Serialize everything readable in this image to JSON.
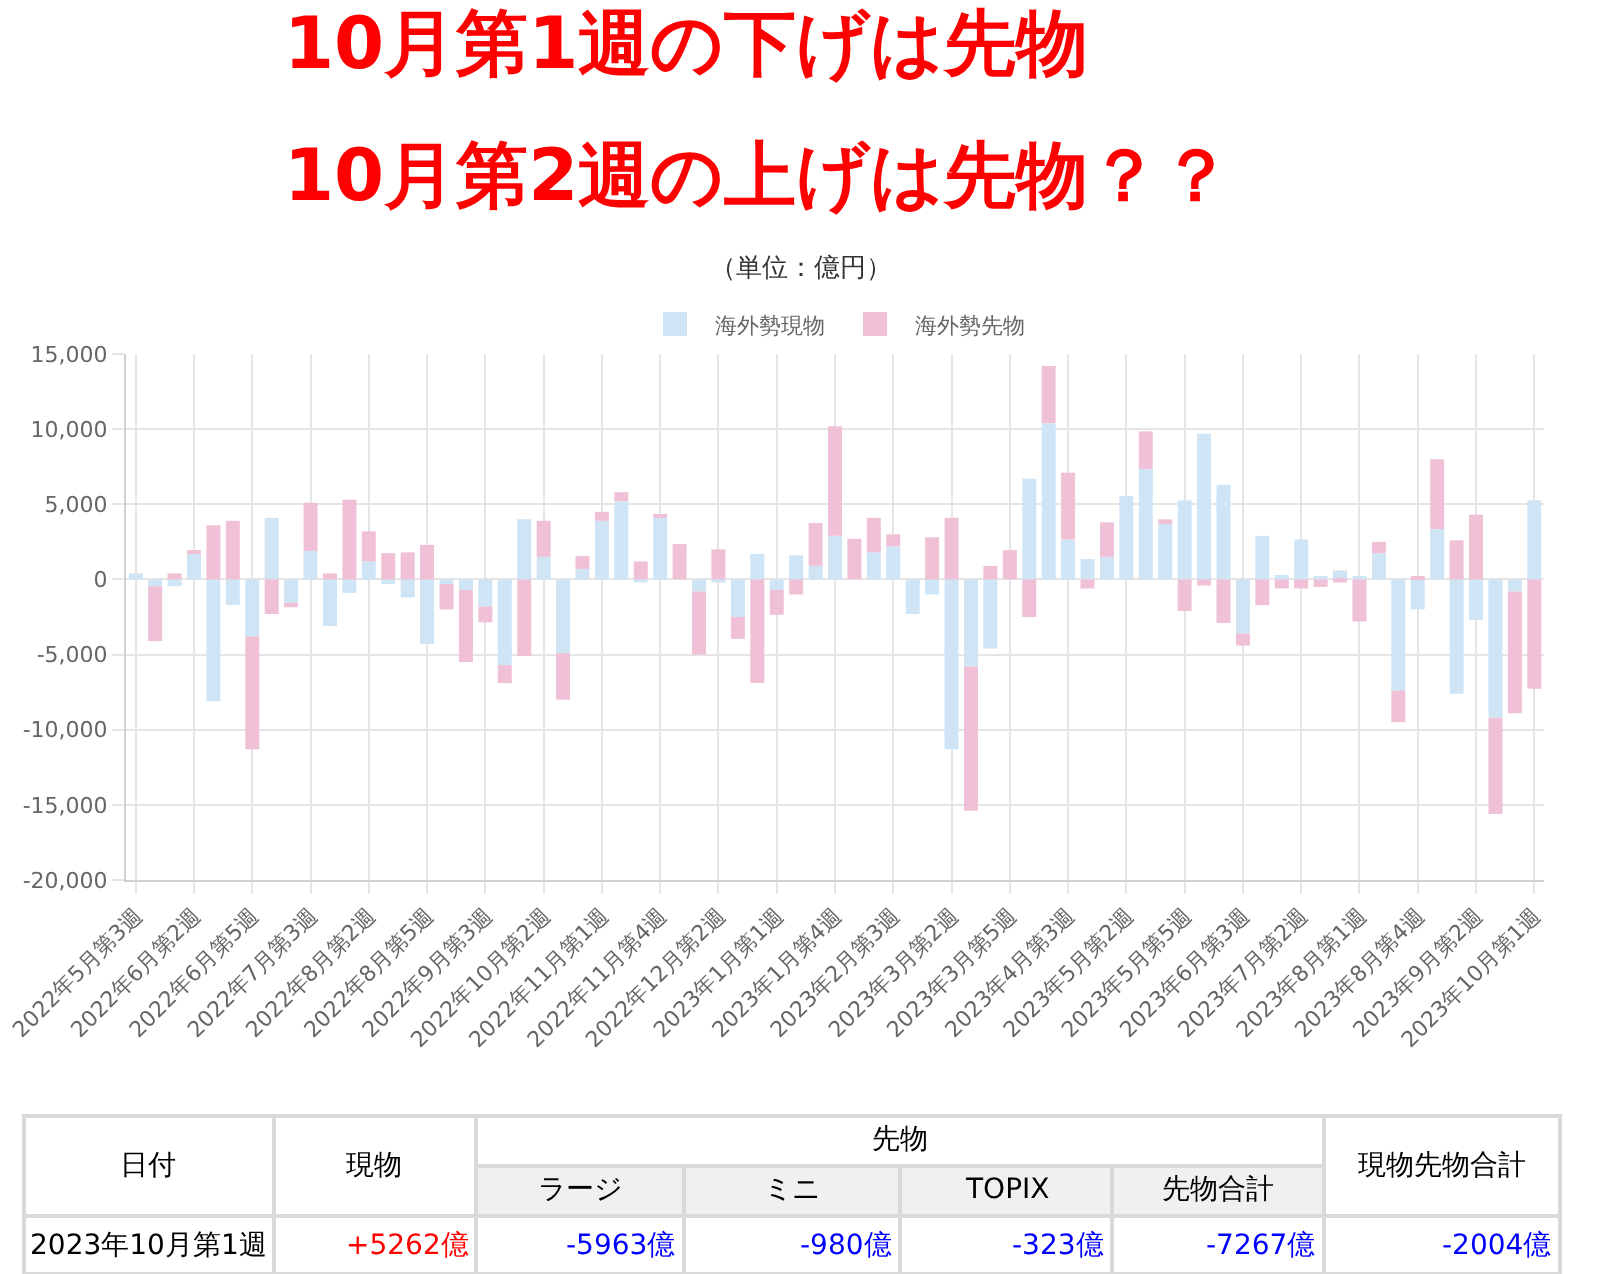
{
  "chart_data": {
    "type": "bar",
    "title": "10月第1週の下げは先物",
    "subtitle": "10月第2週の上げは先物？？",
    "stacked": true,
    "legend": "top",
    "grid": true,
    "categories": [
      "2022年5月第3週",
      null,
      null,
      "2022年6月第2週",
      null,
      null,
      "2022年6月第5週",
      null,
      null,
      "2022年7月第3週",
      null,
      null,
      "2022年8月第2週",
      null,
      null,
      "2022年8月第5週",
      null,
      null,
      "2022年9月第3週",
      null,
      null,
      "2022年10月第2週",
      null,
      null,
      "2022年11月第1週",
      null,
      null,
      "2022年11月第4週",
      null,
      null,
      "2022年12月第2週",
      null,
      null,
      "2023年1月第1週",
      null,
      null,
      "2023年1月第4週",
      null,
      null,
      "2023年2月第3週",
      null,
      null,
      "2023年3月第2週",
      null,
      null,
      "2023年3月第5週",
      null,
      null,
      "2023年4月第3週",
      null,
      null,
      "2023年5月第2週",
      null,
      null,
      "2023年5月第5週",
      null,
      null,
      "2023年6月第3週",
      null,
      null,
      "2023年7月第2週",
      null,
      null,
      "2023年8月第1週",
      null,
      null,
      "2023年8月第4週",
      null,
      null,
      "2023年9月第2週",
      null,
      null,
      "2023年10月第1週"
    ],
    "series": [
      {
        "name": "海外勢現物",
        "color": "#cfe4f5",
        "values": [
          400,
          -450,
          -450,
          1800,
          -8100,
          -1700,
          -3800,
          4100,
          -1550,
          1900,
          -3100,
          -900,
          1200,
          -300,
          -1200,
          -4300,
          -300,
          -700,
          -1800,
          -5700,
          4000,
          1500,
          -4900,
          700,
          3900,
          5200,
          -200,
          4100,
          0,
          -800,
          -200,
          -2500,
          1700,
          -700,
          1600,
          900,
          2900,
          0,
          1800,
          2200,
          -2300,
          -1000,
          -11300,
          -5800,
          -4600,
          0,
          6700,
          10400,
          2650,
          1350,
          1500,
          5550,
          7350,
          3800,
          5250,
          9700,
          6300,
          -3600,
          2900,
          300,
          2650,
          150,
          600,
          150,
          1750,
          -7400,
          -2000,
          3350,
          -7600,
          -2700,
          -9200,
          -800,
          5262
        ]
      },
      {
        "name": "海外勢先物",
        "color": "#efc0d6",
        "values": [
          0,
          -3650,
          400,
          100,
          3600,
          3900,
          -7500,
          -2300,
          -300,
          3200,
          400,
          5300,
          2000,
          1750,
          1800,
          2300,
          -1700,
          -4800,
          -1050,
          -1200,
          -5100,
          2400,
          -3100,
          850,
          600,
          600,
          1200,
          200,
          2350,
          -4200,
          2000,
          -1450,
          -6900,
          -1650,
          -1000,
          2850,
          7300,
          2700,
          2300,
          800,
          0,
          2800,
          4100,
          -9600,
          900,
          1950,
          -2500,
          3800,
          4450,
          -600,
          2300,
          0,
          2500,
          200,
          -2100,
          -400,
          -2900,
          -800,
          -1700,
          -600,
          -600,
          -500,
          -200,
          -2800,
          750,
          -2100,
          100,
          4650,
          2600,
          4300,
          -6400,
          -8100,
          -7267
        ]
      }
    ],
    "ylim": [
      -20000,
      15000
    ],
    "yticks": [
      {
        "value": -20000,
        "label": "-20,000"
      },
      {
        "value": -15000,
        "label": "-15,000"
      },
      {
        "value": -10000,
        "label": "-10,000"
      },
      {
        "value": -5000,
        "label": "-5,000"
      },
      {
        "value": 0,
        "label": "0"
      },
      {
        "value": 5000,
        "label": "5,000"
      },
      {
        "value": 10000,
        "label": "10,000"
      },
      {
        "value": 15000,
        "label": "15,000"
      }
    ],
    "annotations": [
      "（単位：億円）",
      "日付",
      "現物",
      "先物",
      "ラージ",
      "ミニ",
      "TOPIX",
      "先物合計",
      "現物先物合計",
      "2023年10月第1週",
      "+5262億",
      "-5963億",
      "-980億",
      "-323億",
      "-7267億",
      "-2004億"
    ]
  }
}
····················
Repeat every record precisely. Any picture among them stays out of the copy.

Serialize everything readable in this image to JSON.
{
  "chart_data": {
    "type": "bar",
    "title": "10月第1週の下げは先物",
    "subtitle": "10月第2週の上げは先物？？",
    "stacked": true,
    "legend": "top",
    "grid": true,
    "categories": [
      "2022年5月第3週",
      null,
      null,
      "2022年6月第2週",
      null,
      null,
      "2022年6月第5週",
      null,
      null,
      "2022年7月第3週",
      null,
      null,
      "2022年8月第2週",
      null,
      null,
      "2022年8月第5週",
      null,
      null,
      "2022年9月第3週",
      null,
      null,
      "2022年10月第2週",
      null,
      null,
      "2022年11月第1週",
      null,
      null,
      "2022年11月第4週",
      null,
      null,
      "2022年12月第2週",
      null,
      null,
      "2023年1月第1週",
      null,
      null,
      "2023年1月第4週",
      null,
      null,
      "2023年2月第3週",
      null,
      null,
      "2023年3月第2週",
      null,
      null,
      "2023年3月第5週",
      null,
      null,
      "2023年4月第3週",
      null,
      null,
      "2023年5月第2週",
      null,
      null,
      "2023年5月第5週",
      null,
      null,
      "2023年6月第3週",
      null,
      null,
      "2023年7月第2週",
      null,
      null,
      "2023年8月第1週",
      null,
      null,
      "2023年8月第4週",
      null,
      null,
      "2023年9月第2週",
      null,
      null,
      "2023年10月第1週"
    ],
    "series": [
      {
        "name": "海外勢現物",
        "color": "#cfe4f5",
        "values": [
          400,
          -450,
          -450,
          1800,
          -8100,
          -1700,
          -3800,
          4100,
          -1550,
          1900,
          -3100,
          -900,
          1200,
          -300,
          -1200,
          -4300,
          -300,
          -700,
          -1800,
          -5700,
          4000,
          1500,
          -4900,
          700,
          3900,
          5200,
          -200,
          4100,
          0,
          -800,
          -200,
          -2500,
          1700,
          -700,
          1600,
          900,
          2900,
          0,
          1800,
          2200,
          -2300,
          -1000,
          -11300,
          -5800,
          -4600,
          0,
          6700,
          10400,
          2650,
          1350,
          1500,
          5550,
          7350,
          3800,
          5250,
          9700,
          6300,
          -3600,
          2900,
          300,
          2650,
          150,
          600,
          150,
          1750,
          -7400,
          -2000,
          3350,
          -7600,
          -2700,
          -9200,
          -800,
          5262
        ]
      },
      {
        "name": "海外勢先物",
        "color": "#efc0d6",
        "values": [
          0,
          -3650,
          400,
          100,
          3600,
          3900,
          -7500,
          -2300,
          -300,
          3200,
          400,
          5300,
          2000,
          1750,
          1800,
          2300,
          -1700,
          -4800,
          -1050,
          -1200,
          -5100,
          2400,
          -3100,
          850,
          600,
          600,
          1200,
          200,
          2350,
          -4200,
          2000,
          -1450,
          -6900,
          -1650,
          -1000,
          2850,
          7300,
          2700,
          2300,
          800,
          0,
          2800,
          4100,
          -9600,
          900,
          1950,
          -2500,
          3800,
          4450,
          -600,
          2300,
          0,
          2500,
          200,
          -2100,
          -400,
          -2900,
          -800,
          -1700,
          -600,
          -600,
          -500,
          -200,
          -2800,
          750,
          -2100,
          100,
          4650,
          2600,
          4300,
          -6400,
          -8100,
          -7267
        ]
      }
    ],
    "ylim": [
      -20000,
      15000
    ],
    "yticks": [
      {
        "value": -20000,
        "label": "-20,000"
      },
      {
        "value": -15000,
        "label": "-15,000"
      },
      {
        "value": -10000,
        "label": "-10,000"
      },
      {
        "value": -5000,
        "label": "-5,000"
      },
      {
        "value": 0,
        "label": "0"
      },
      {
        "value": 5000,
        "label": "5,000"
      },
      {
        "value": 10000,
        "label": "10,000"
      },
      {
        "value": 15000,
        "label": "15,000"
      }
    ],
    "annotations": [
      "（単位：億円）",
      "日付",
      "現物",
      "先物",
      "ラージ",
      "ミニ",
      "TOPIX",
      "先物合計",
      "現物先物合計",
      "2023年10月第1週",
      "+5262億",
      "-5963億",
      "-980億",
      "-323億",
      "-7267億",
      "-2004億"
    ]
  }
}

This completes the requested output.